◆ **Stated exercise**
Gather every line of the entries that includes the word "Figure".

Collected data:
(begin)

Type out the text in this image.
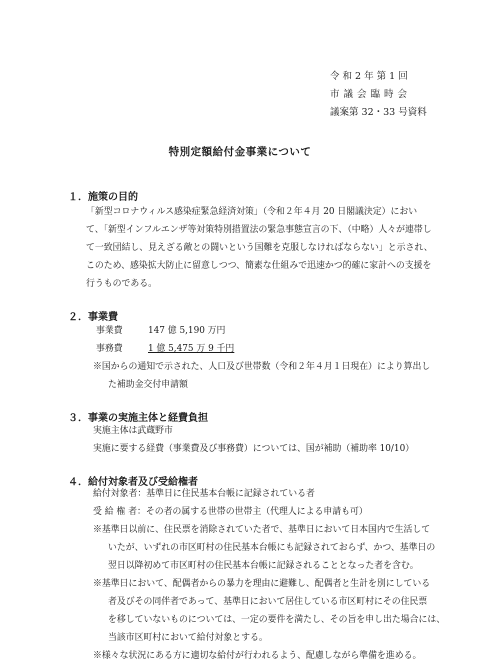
令 和 2 年 第 1 回
市議会臨時会
議案第 32・33 号資料
特別定額給付金事業について
１．施策の目的
「新型コロナウィルス感染症緊急経済対策」（令和２年４月 20 日閣議決定）におい
て、「新型インフルエンザ等対策特別措置法の緊急事態宣言の下、（中略）人々が連帯し
て一致団結し、見えざる敵との闘いという国難を克服しなければならない」と示され、
このため、感染拡大防止に留意しつつ、簡素な仕組みで迅速かつ的確に家計への支援を
行うものである。
２．事業費
事業費	147 億 5,190 万円
事務費	1 億 5,475 万 9 千円
※国からの通知で示された、人口及び世帯数（令和２年４月１日現在）により算出し
た補助金交付申請額
３．事業の実施主体と経費負担
実施主体は武蔵野市
実施に要する経費（事業費及び事務費）については、国が補助（補助率 10/10）
４．給付対象者及び受給権者
給付対象者：基準日に住民基本台帳に記録されている者
受 給 権 者：その者の属する世帯の世帯主（代理人による申請も可）
※基準日以前に、住民票を消除されていた者で、基準日において日本国内で生活して
いたが、いずれの市区町村の住民基本台帳にも記録されておらず、かつ、基準日の
翌日以降初めて市区町村の住民基本台帳に記録されることとなった者を含む。
※基準日において、配偶者からの暴力を理由に避難し、配偶者と生計を別にしている
者及びその同伴者であって、基準日において居住している市区町村にその住民票
を移していないものについては、一定の要件を満たし、その旨を申し出た場合には、
当該市区町村において給付対象とする。
※様々な状況にある方に適切な給付が行われるよう、配慮しながら準備を進める。
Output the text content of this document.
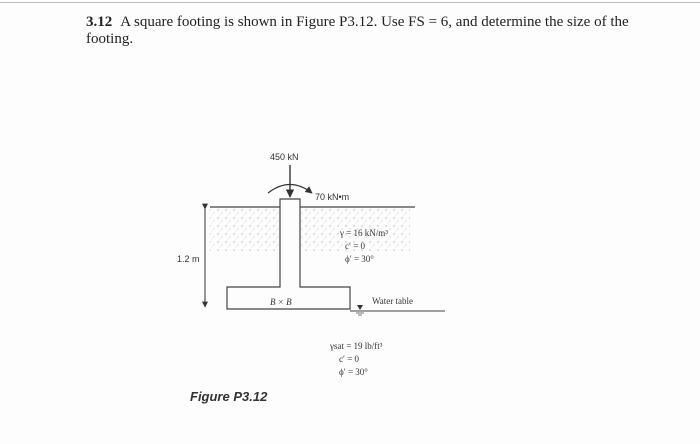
3.12 A square footing is shown in Figure P3.12. Use FS = 6, and determine the size of the footing.
450 kN
70 kN•m
1.2 m
B × B	Water table
γ = 16 kN/m³
c′ = 0
ϕ′ = 30°
γsat = 19 lb/ft³
c′ = 0
ϕ′ = 30°
Figure P3.12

(end)

◆ **Result of this task**
3.12 A square footing is shown in Figure P3.12. Use FS = 6, and determine the size of the footing.
Figure P3.12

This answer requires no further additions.